(Collected data entries)
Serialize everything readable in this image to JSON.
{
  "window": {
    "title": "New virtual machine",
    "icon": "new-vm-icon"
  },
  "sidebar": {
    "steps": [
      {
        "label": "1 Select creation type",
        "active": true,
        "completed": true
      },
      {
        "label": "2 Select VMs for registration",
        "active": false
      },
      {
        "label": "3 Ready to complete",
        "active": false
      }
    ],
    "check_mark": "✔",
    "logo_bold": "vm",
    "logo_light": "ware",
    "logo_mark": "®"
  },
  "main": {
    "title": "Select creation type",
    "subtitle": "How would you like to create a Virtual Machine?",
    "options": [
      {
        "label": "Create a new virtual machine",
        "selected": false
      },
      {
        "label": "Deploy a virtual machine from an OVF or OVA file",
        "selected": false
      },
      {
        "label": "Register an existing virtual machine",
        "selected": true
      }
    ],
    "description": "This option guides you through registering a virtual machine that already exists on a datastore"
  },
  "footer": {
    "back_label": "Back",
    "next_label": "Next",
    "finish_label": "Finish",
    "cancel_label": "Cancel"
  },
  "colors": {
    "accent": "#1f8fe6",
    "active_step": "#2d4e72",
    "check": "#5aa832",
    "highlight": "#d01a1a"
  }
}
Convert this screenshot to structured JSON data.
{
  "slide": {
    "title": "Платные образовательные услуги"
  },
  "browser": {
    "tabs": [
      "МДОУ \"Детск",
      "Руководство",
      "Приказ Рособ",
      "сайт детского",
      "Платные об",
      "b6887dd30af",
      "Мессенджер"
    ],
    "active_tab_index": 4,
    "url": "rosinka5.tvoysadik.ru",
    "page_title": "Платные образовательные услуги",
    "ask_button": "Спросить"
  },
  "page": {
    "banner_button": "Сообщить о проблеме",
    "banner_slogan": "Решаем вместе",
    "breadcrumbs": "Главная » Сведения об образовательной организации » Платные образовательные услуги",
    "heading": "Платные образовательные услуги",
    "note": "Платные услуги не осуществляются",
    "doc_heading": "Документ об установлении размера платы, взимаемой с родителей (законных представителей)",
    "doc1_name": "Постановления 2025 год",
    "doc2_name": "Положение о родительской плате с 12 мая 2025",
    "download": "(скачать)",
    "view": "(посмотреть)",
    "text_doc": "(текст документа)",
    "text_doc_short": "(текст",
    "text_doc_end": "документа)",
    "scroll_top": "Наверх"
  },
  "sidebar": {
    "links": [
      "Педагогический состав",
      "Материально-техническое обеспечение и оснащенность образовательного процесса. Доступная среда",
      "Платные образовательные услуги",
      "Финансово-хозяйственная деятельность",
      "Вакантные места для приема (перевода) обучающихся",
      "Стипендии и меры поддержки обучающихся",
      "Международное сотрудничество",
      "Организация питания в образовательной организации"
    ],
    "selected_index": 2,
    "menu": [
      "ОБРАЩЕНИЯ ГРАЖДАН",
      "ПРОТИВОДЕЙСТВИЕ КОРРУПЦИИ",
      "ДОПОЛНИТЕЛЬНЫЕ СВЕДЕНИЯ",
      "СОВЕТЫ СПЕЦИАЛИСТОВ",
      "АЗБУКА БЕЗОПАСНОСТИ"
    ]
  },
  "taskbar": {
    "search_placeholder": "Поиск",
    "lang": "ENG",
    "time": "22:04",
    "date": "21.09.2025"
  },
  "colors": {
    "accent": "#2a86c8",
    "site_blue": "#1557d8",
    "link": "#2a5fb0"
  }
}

**Short task:** Print the records above in full, exactly.

**Solution to the problem:**
Serialize everything readable in this image to JSON.
{
  "window": {
    "title": "New virtual machine",
    "icon": "new-vm-icon"
  },
  "sidebar": {
    "steps": [
      {
        "label": "1 Select creation type",
        "active": true,
        "completed": true
      },
      {
        "label": "2 Select VMs for registration",
        "active": false
      },
      {
        "label": "3 Ready to complete",
        "active": false
      }
    ],
    "check_mark": "✔",
    "logo_bold": "vm",
    "logo_light": "ware",
    "logo_mark": "®"
  },
  "main": {
    "title": "Select creation type",
    "subtitle": "How would you like to create a Virtual Machine?",
    "options": [
      {
        "label": "Create a new virtual machine",
        "selected": false
      },
      {
        "label": "Deploy a virtual machine from an OVF or OVA file",
        "selected": false
      },
      {
        "label": "Register an existing virtual machine",
        "selected": true
      }
    ],
    "description": "This option guides you through registering a virtual machine that already exists on a datastore"
  },
  "footer": {
    "back_label": "Back",
    "next_label": "Next",
    "finish_label": "Finish",
    "cancel_label": "Cancel"
  },
  "colors": {
    "accent": "#1f8fe6",
    "active_step": "#2d4e72",
    "check": "#5aa832",
    "highlight": "#d01a1a"
  }
}
Convert this screenshot to structured JSON data.
{
  "slide": {
    "title": "Платные образовательные услуги"
  },
  "browser": {
    "tabs": [
      "МДОУ \"Детск",
      "Руководство",
      "Приказ Рособ",
      "сайт детского",
      "Платные об",
      "b6887dd30af",
      "Мессенджер"
    ],
    "active_tab_index": 4,
    "url": "rosinka5.tvoysadik.ru",
    "page_title": "Платные образовательные услуги",
    "ask_button": "Спросить"
  },
  "page": {
    "banner_button": "Сообщить о проблеме",
    "banner_slogan": "Решаем вместе",
    "breadcrumbs": "Главная » Сведения об образовательной организации » Платные образовательные услуги",
    "heading": "Платные образовательные услуги",
    "note": "Платные услуги не осуществляются",
    "doc_heading": "Документ об установлении размера платы, взимаемой с родителей (законных представителей)",
    "doc1_name": "Постановления 2025 год",
    "doc2_name": "Положение о родительской плате с 12 мая 2025",
    "download": "(скачать)",
    "view": "(посмотреть)",
    "text_doc": "(текст документа)",
    "text_doc_short": "(текст",
    "text_doc_end": "документа)",
    "scroll_top": "Наверх"
  },
  "sidebar": {
    "links": [
      "Педагогический состав",
      "Материально-техническое обеспечение и оснащенность образовательного процесса. Доступная среда",
      "Платные образовательные услуги",
      "Финансово-хозяйственная деятельность",
      "Вакантные места для приема (перевода) обучающихся",
      "Стипендии и меры поддержки обучающихся",
      "Международное сотрудничество",
      "Организация питания в образовательной организации"
    ],
    "selected_index": 2,
    "menu": [
      "ОБРАЩЕНИЯ ГРАЖДАН",
      "ПРОТИВОДЕЙСТВИЕ КОРРУПЦИИ",
      "ДОПОЛНИТЕЛЬНЫЕ СВЕДЕНИЯ",
      "СОВЕТЫ СПЕЦИАЛИСТОВ",
      "АЗБУКА БЕЗОПАСНОСТИ"
    ]
  },
  "taskbar": {
    "search_placeholder": "Поиск",
    "lang": "ENG",
    "time": "22:04",
    "date": "21.09.2025"
  },
  "colors": {
    "accent": "#2a86c8",
    "site_blue": "#1557d8",
    "link": "#2a5fb0"
  }
}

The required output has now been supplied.